▶ [THE PROBLEM]:
In the listing below, locate the lines that hold "万元以下的罚款" and copy them.

[Collected data]
____
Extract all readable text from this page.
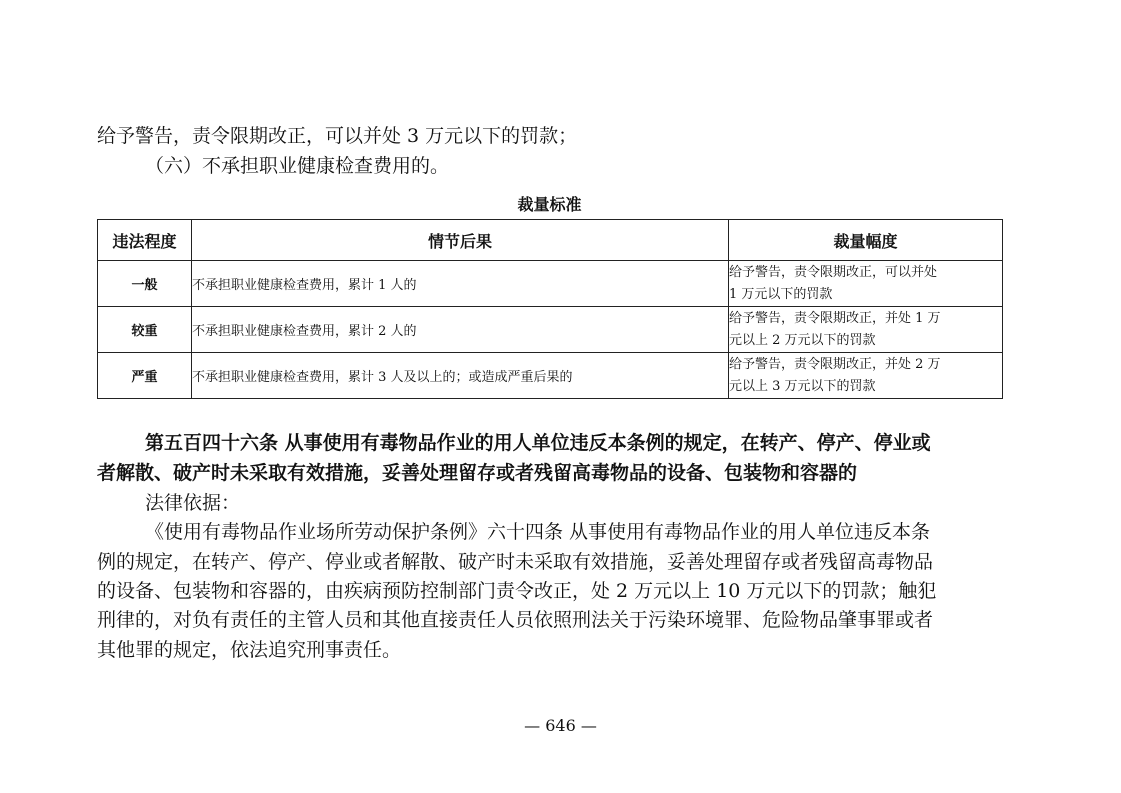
给予警告，责令限期改正，可以并处 3 万元以下的罚款；
（六）不承担职业健康检查费用的。
裁量标准
违法程度	情节后果	裁量幅度
一般	不承担职业健康检查费用，累计 1 人的	给予警告，责令限期改正，可以并处
1 万元以下的罚款

较重	不承担职业健康检查费用，累计 2 人的	给予警告，责令限期改正，并处 1 万
元以上 2 万元以下的罚款

严重	不承担职业健康检查费用，累计 3 人及以上的；或造成严重后果的	给予警告，责令限期改正，并处 2 万
元以上 3 万元以下的罚款
第五百四十六条 从事使用有毒物品作业的用人单位违反本条例的规定，在转产、停产、停业或
者解散、破产时未采取有效措施，妥善处理留存或者残留高毒物品的设备、包装物和容器的
法律依据：
《使用有毒物品作业场所劳动保护条例》六十四条 从事使用有毒物品作业的用人单位违反本条
例的规定，在转产、停产、停业或者解散、破产时未采取有效措施，妥善处理留存或者残留高毒物品
的设备、包装物和容器的，由疾病预防控制部门责令改正，处 2 万元以上 10 万元以下的罚款；触犯
刑律的，对负有责任的主管人员和其他直接责任人员依照刑法关于污染环境罪、危险物品肇事罪或者
其他罪的规定，依法追究刑事责任。
— 646 —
____
▶ [EXERCISE SOLUTION]:
给予警告，责令限期改正，可以并处 3 万元以下的罚款；
1 万元以下的罚款
元以上 2 万元以下的罚款
元以上 3 万元以下的罚款
的设备、包装物和容器的，由疾病预防控制部门责令改正，处 2 万元以上 10 万元以下的罚款；触犯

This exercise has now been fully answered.